EXERCISE BRIEF
Output only the count of lines that contain "relative".
++++ RECORDED INFORMATION
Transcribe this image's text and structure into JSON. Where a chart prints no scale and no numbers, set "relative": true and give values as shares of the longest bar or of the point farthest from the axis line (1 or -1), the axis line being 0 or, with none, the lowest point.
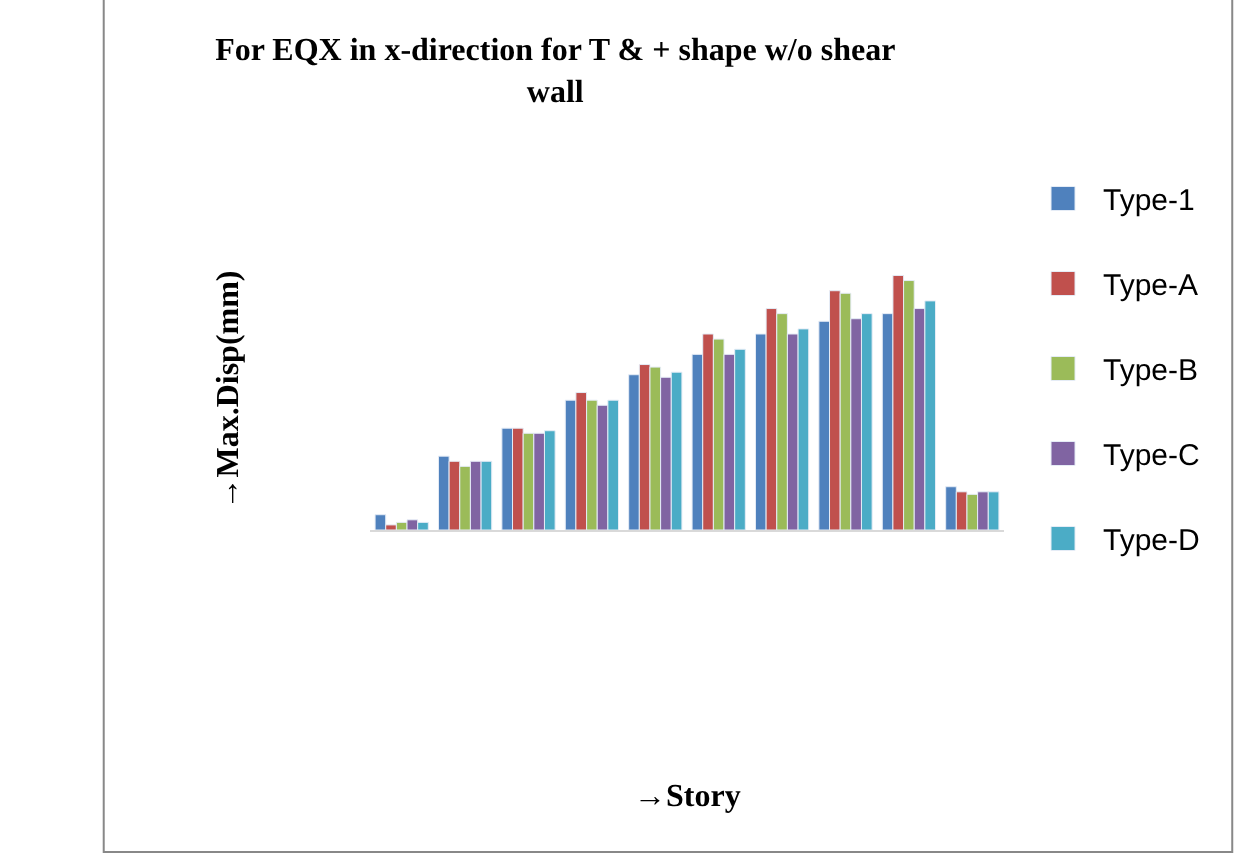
{
  "chart_data": {
    "type": "bar",
    "title": "For EQX in x-direction for T & + shape w/o shear wall",
    "annotations": [
      "→Story"
    ],
    "ylabel": "→Max.Disp(mm)",
    "relative": true,
    "legend": "right",
    "categories": [
      null,
      null,
      null,
      null,
      null,
      null,
      null,
      null,
      null,
      null
    ],
    "series": [
      {
        "name": "Type-1",
        "color": "#4f81bd",
        "values": [
          0.06,
          0.29,
          0.4,
          0.51,
          0.61,
          0.69,
          0.77,
          0.82,
          0.85,
          0.17
        ]
      },
      {
        "name": "Type-A",
        "color": "#c0504d",
        "values": [
          0.02,
          0.27,
          0.4,
          0.54,
          0.65,
          0.77,
          0.87,
          0.94,
          1,
          0.15
        ]
      },
      {
        "name": "Type-B",
        "color": "#9bbb59",
        "values": [
          0.03,
          0.25,
          0.38,
          0.51,
          0.64,
          0.75,
          0.85,
          0.93,
          0.98,
          0.14
        ]
      },
      {
        "name": "Type-C",
        "color": "#8064a2",
        "values": [
          0.04,
          0.27,
          0.38,
          0.49,
          0.6,
          0.69,
          0.77,
          0.83,
          0.87,
          0.15
        ]
      },
      {
        "name": "Type-D",
        "color": "#4bacc6",
        "values": [
          0.03,
          0.27,
          0.39,
          0.51,
          0.62,
          0.71,
          0.79,
          0.85,
          0.9,
          0.15
        ]
      }
    ]
  }
}
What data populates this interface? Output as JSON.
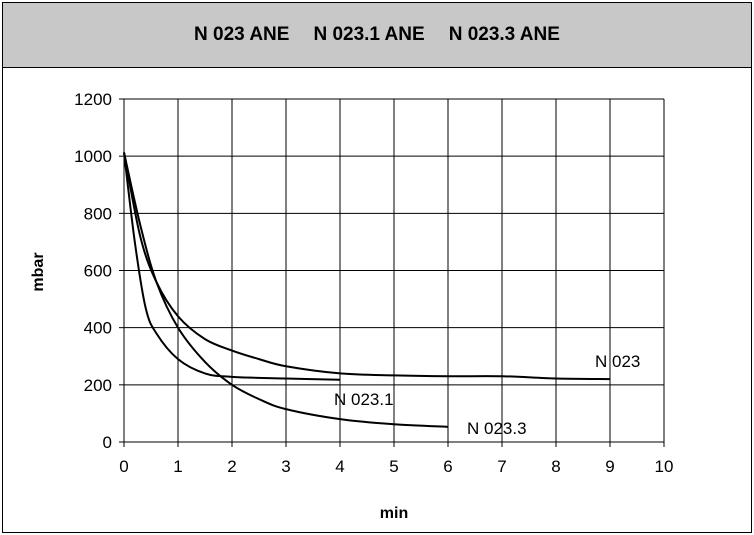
{
  "header": {
    "titles": [
      "N 023 ANE",
      "N 023.1 ANE",
      "N 023.3 ANE"
    ]
  },
  "chart_data": {
    "type": "line",
    "xlabel": "min",
    "ylabel": "mbar",
    "xlim": [
      0,
      10
    ],
    "ylim": [
      0,
      1200
    ],
    "xticks": [
      0,
      1,
      2,
      3,
      4,
      5,
      6,
      7,
      8,
      9,
      10
    ],
    "yticks": [
      0,
      200,
      400,
      600,
      800,
      1000,
      1200
    ],
    "grid": true,
    "series": [
      {
        "name": "N 023",
        "x": [
          0,
          0.3,
          0.6,
          1,
          1.5,
          2,
          2.5,
          3,
          4,
          5,
          6,
          7,
          8,
          9
        ],
        "y": [
          1013,
          720,
          560,
          440,
          360,
          320,
          290,
          265,
          240,
          233,
          230,
          230,
          222,
          220
        ]
      },
      {
        "name": "N 023.1",
        "x": [
          0,
          0.2,
          0.4,
          0.6,
          1,
          1.5,
          2,
          3,
          4
        ],
        "y": [
          1013,
          700,
          470,
          380,
          290,
          240,
          228,
          222,
          218
        ]
      },
      {
        "name": "N 023.3",
        "x": [
          0,
          0.3,
          0.6,
          1,
          1.5,
          2,
          2.5,
          3,
          4,
          5,
          6
        ],
        "y": [
          1013,
          760,
          560,
          400,
          280,
          200,
          150,
          115,
          80,
          62,
          53
        ]
      }
    ],
    "series_labels": [
      "N 023",
      "N 023.1",
      "N 023.3"
    ]
  }
}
++++++++
CORRECT ANSWER
2